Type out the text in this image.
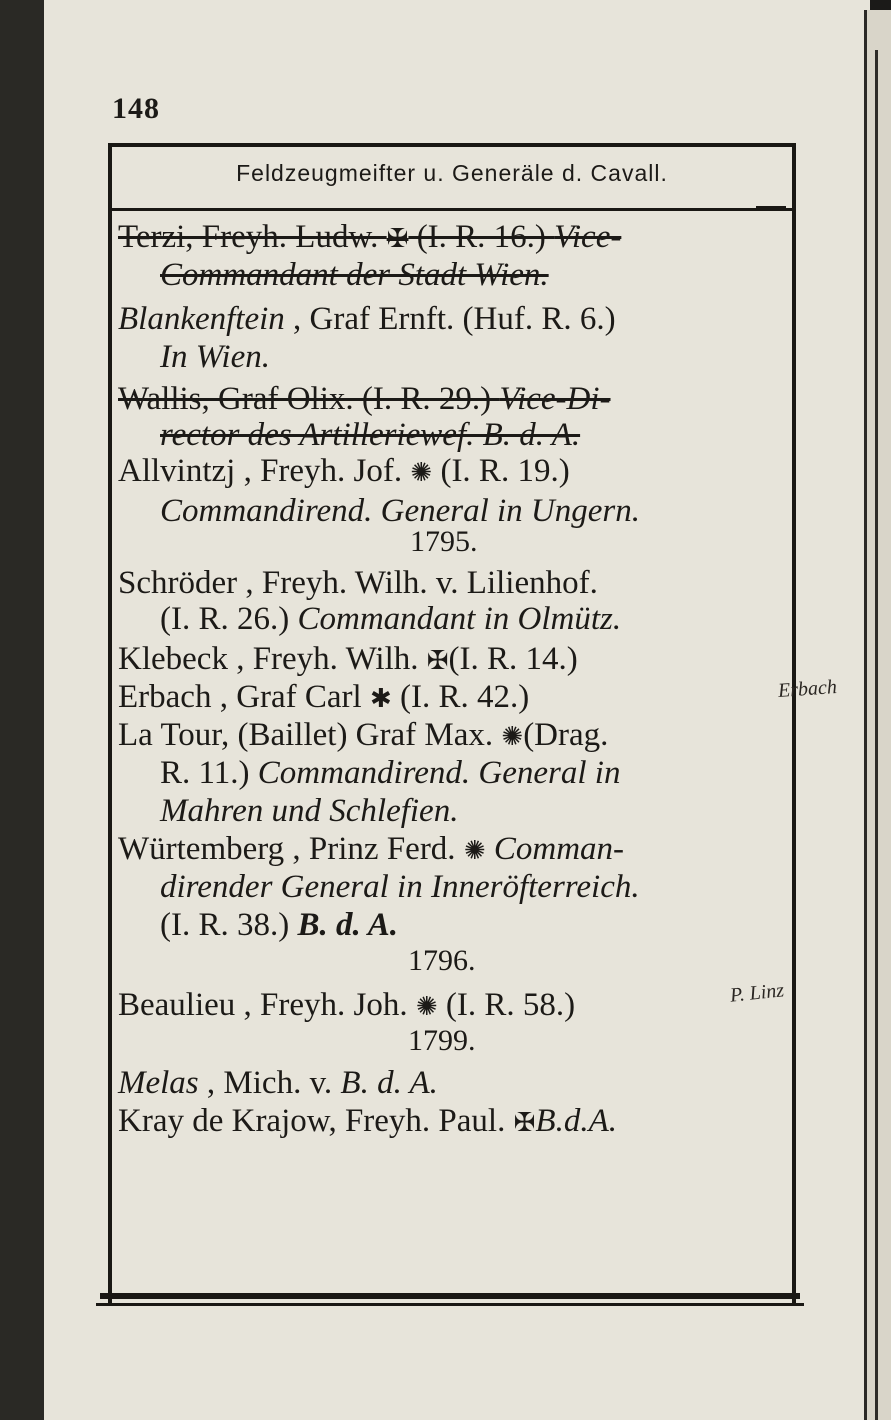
148
Feldzeugmeifter u. Generäle d. Cavall.
Terzi, Freyh. Ludw. ✠ (I. R. 16.) Vice-
Commandant der Stadt Wien.
Blankenftein , Graf Ernft. (Huf. R. 6.)
In Wien.
Wallis, Graf Olix. (I. R. 29.) Vice-Di-
rector des Artilleriewef. B. d. A.
Allvintzj , Freyh. Jof. ✺ (I. R. 19.)
Commandirend. General in Ungern.
Schröder , Freyh. Wilh. v. Lilienhof.
(I. R. 26.) Commandant in Olmütz.
Klebeck , Freyh. Wilh. ✠(I. R. 14.)
Erbach , Graf Carl ✱ (I. R. 42.)
La Tour, (Baillet) Graf Max. ✺(Drag.
R. 11.) Commandirend. General in
Mahren und Schlefien.
Würtemberg , Prinz Ferd. ✺ Comman-
dirender General in Inneröfterreich.
(I. R. 38.) B. d. A.
Beaulieu , Freyh. Joh. ✺ (I. R. 58.)
Melas , Mich. v. B. d. A.
Kray de Krajow, Freyh. Paul. ✠B.d.A.
1795.
1796.
1799.
Erbach
P. Linz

^^^^^^^^^^^^^^^^

TASK INSTRUCTIONS -> Where a line of the material above holds the string "Graf", copy that line.

TASK SOLUTION ->
Blankenftein , Graf Ernft. (Huf. R. 6.)
Wallis, Graf Olix. (I. R. 29.) Vice-Di-
Erbach , Graf Carl ✱ (I. R. 42.)
La Tour, (Baillet) Graf Max. ✺(Drag.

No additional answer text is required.